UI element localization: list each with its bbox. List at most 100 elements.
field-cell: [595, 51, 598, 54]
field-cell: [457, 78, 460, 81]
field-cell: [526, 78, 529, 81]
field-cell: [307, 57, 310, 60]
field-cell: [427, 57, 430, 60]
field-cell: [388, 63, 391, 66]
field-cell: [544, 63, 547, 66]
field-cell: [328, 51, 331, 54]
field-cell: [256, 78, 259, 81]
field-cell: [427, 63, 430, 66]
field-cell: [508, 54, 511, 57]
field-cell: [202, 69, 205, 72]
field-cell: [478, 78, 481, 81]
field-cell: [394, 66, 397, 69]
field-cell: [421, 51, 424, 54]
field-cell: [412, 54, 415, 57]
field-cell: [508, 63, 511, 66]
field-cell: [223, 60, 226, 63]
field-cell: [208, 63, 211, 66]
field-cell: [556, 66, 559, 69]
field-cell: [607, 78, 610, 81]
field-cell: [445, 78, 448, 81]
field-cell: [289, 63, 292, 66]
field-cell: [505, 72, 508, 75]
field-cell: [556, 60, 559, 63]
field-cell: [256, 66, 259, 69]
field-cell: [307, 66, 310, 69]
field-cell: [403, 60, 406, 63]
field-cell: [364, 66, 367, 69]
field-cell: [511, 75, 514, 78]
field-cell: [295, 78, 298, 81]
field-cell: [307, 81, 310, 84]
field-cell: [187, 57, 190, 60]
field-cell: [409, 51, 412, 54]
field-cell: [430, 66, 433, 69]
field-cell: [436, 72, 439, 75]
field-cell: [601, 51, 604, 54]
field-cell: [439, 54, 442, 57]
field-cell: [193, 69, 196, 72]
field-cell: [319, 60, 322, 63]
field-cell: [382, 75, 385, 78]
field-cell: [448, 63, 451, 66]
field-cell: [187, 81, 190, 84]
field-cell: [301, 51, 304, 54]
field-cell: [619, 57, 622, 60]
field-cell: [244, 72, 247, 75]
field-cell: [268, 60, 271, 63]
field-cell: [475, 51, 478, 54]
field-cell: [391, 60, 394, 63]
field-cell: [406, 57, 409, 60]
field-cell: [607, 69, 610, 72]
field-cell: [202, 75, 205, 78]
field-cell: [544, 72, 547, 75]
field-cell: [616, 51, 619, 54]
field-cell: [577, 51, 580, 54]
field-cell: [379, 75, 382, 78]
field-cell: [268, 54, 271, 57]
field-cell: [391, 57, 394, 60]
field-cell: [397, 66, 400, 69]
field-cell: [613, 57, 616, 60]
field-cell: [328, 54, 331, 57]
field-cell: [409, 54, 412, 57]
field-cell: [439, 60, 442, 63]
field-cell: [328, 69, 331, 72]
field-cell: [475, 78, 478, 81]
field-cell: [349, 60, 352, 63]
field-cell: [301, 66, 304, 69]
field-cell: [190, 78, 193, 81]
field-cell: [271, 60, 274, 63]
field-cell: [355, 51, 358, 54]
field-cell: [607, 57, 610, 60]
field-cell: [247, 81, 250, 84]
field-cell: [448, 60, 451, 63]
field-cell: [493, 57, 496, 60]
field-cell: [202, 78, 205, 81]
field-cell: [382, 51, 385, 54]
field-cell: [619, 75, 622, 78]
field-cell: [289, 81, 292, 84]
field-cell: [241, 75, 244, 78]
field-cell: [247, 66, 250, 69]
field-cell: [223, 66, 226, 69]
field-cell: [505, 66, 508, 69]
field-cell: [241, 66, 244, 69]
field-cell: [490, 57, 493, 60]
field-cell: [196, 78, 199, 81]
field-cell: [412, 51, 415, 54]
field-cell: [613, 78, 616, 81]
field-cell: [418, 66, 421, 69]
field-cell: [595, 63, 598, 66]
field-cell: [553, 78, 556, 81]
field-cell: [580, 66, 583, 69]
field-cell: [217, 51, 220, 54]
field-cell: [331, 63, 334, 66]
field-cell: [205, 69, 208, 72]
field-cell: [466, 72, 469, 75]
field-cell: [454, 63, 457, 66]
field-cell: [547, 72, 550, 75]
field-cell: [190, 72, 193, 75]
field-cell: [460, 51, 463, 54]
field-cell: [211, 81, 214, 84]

* * * * *

» Written request
Express every line of the records above as a Markdown table with the columns No. and Line, numbering each row. Leave out any blank lines.

» The solution
| No. | Line |
|---|---|
| 1 | UI element localization: list each with its bbox. List at most 100 elements. |
| 2 | field-cell: [595, 51, 598, 54] |
| 3 | field-cell: [457, 78, 460, 81] |
| 4 | field-cell: [526, 78, 529, 81] |
| 5 | field-cell: [307, 57, 310, 60] |
| 6 | field-cell: [427, 57, 430, 60] |
| 7 | field-cell: [388, 63, 391, 66] |
| 8 | field-cell: [544, 63, 547, 66] |
| 9 | field-cell: [328, 51, 331, 54] |
| 10 | field-cell: [256, 78, 259, 81] |
| 11 | field-cell: [427, 63, 430, 66] |
| 12 | field-cell: [508, 54, 511, 57] |
| 13 | field-cell: [202, 69, 205, 72] |
| 14 | field-cell: [478, 78, 481, 81] |
| 15 | field-cell: [394, 66, 397, 69] |
| 16 | field-cell: [421, 51, 424, 54] |
| 17 | field-cell: [412, 54, 415, 57] |
| 18 | field-cell: [508, 63, 511, 66] |
| 19 | field-cell: [223, 60, 226, 63] |
| 20 | field-cell: [208, 63, 211, 66] |
| 21 | field-cell: [556, 66, 559, 69] |
| 22 | field-cell: [607, 78, 610, 81] |
| 23 | field-cell: [445, 78, 448, 81] |
| 24 | field-cell: [289, 63, 292, 66] |
| 25 | field-cell: [505, 72, 508, 75] |
| 26 | field-cell: [556, 60, 559, 63] |
| 27 | field-cell: [256, 66, 259, 69] |
| 28 | field-cell: [307, 66, 310, 69] |
| 29 | field-cell: [403, 60, 406, 63] |
| 30 | field-cell: [364, 66, 367, 69] |
| 31 | field-cell: [511, 75, 514, 78] |
| 32 | field-cell: [295, 78, 298, 81] |
| 33 | field-cell: [307, 81, 310, 84] |
| 34 | field-cell: [187, 57, 190, 60] |
| 35 | field-cell: [409, 51, 412, 54] |
| 36 | field-cell: [430, 66, 433, 69] |
| 37 | field-cell: [436, 72, 439, 75] |
| 38 | field-cell: [601, 51, 604, 54] |
| 39 | field-cell: [439, 54, 442, 57] |
| 40 | field-cell: [193, 69, 196, 72] |
| 41 | field-cell: [319, 60, 322, 63] |
| 42 | field-cell: [382, 75, 385, 78] |
| 43 | field-cell: [448, 63, 451, 66] |
| 44 | field-cell: [187, 81, 190, 84] |
| 45 | field-cell: [301, 51, 304, 54] |
| 46 | field-cell: [619, 57, 622, 60] |
| 47 | field-cell: [244, 72, 247, 75] |
| 48 | field-cell: [268, 60, 271, 63] |
| 49 | field-cell: [475, 51, 478, 54] |
| 50 | field-cell: [391, 60, 394, 63] |
| 51 | field-cell: [406, 57, 409, 60] |
| 52 | field-cell: [607, 69, 610, 72] |
| 53 | field-cell: [202, 75, 205, 78] |
| 54 | field-cell: [544, 72, 547, 75] |
| 55 | field-cell: [616, 51, 619, 54] |
| 56 | field-cell: [577, 51, 580, 54] |
| 57 | field-cell: [379, 75, 382, 78] |
| 58 | field-cell: [268, 54, 271, 57] |
| 59 | field-cell: [391, 57, 394, 60] |
| 60 | field-cell: [397, 66, 400, 69] |
| 61 | field-cell: [613, 57, 616, 60] |
| 62 | field-cell: [328, 54, 331, 57] |
| 63 | field-cell: [409, 54, 412, 57] |
| 64 | field-cell: [439, 60, 442, 63] |
| 65 | field-cell: [328, 69, 331, 72] |
| 66 | field-cell: [475, 78, 478, 81] |
| 67 | field-cell: [349, 60, 352, 63] |
| 68 | field-cell: [301, 66, 304, 69] |
| 69 | field-cell: [190, 78, 193, 81] |
| 70 | field-cell: [271, 60, 274, 63] |
| 71 | field-cell: [355, 51, 358, 54] |
| 72 | field-cell: [607, 57, 610, 60] |
| 73 | field-cell: [247, 81, 250, 84] |
| 74 | field-cell: [448, 60, 451, 63] |
| 75 | field-cell: [493, 57, 496, 60] |
| 76 | field-cell: [202, 78, 205, 81] |
| 77 | field-cell: [382, 51, 385, 54] |
| 78 | field-cell: [619, 75, 622, 78] |
| 79 | field-cell: [289, 81, 292, 84] |
| 80 | field-cell: [241, 75, 244, 78] |
| 81 | field-cell: [247, 66, 250, 69] |
| 82 | field-cell: [223, 66, 226, 69] |
| 83 | field-cell: [505, 66, 508, 69] |
| 84 | field-cell: [241, 66, 244, 69] |
| 85 | field-cell: [490, 57, 493, 60] |
| 86 | field-cell: [196, 78, 199, 81] |
| 87 | field-cell: [412, 51, 415, 54] |
| 88 | field-cell: [613, 78, 616, 81] |
| 89 | field-cell: [418, 66, 421, 69] |
| 90 | field-cell: [595, 63, 598, 66] |
| 91 | field-cell: [553, 78, 556, 81] |
| 92 | field-cell: [580, 66, 583, 69] |
| 93 | field-cell: [217, 51, 220, 54] |
| 94 | field-cell: [331, 63, 334, 66] |
| 95 | field-cell: [205, 69, 208, 72] |
| 96 | field-cell: [466, 72, 469, 75] |
| 97 | field-cell: [454, 63, 457, 66] |
| 98 | field-cell: [547, 72, 550, 75] |
| 99 | field-cell: [190, 72, 193, 75] |
| 100 | field-cell: [460, 51, 463, 54] |
| 101 | field-cell: [211, 81, 214, 84] |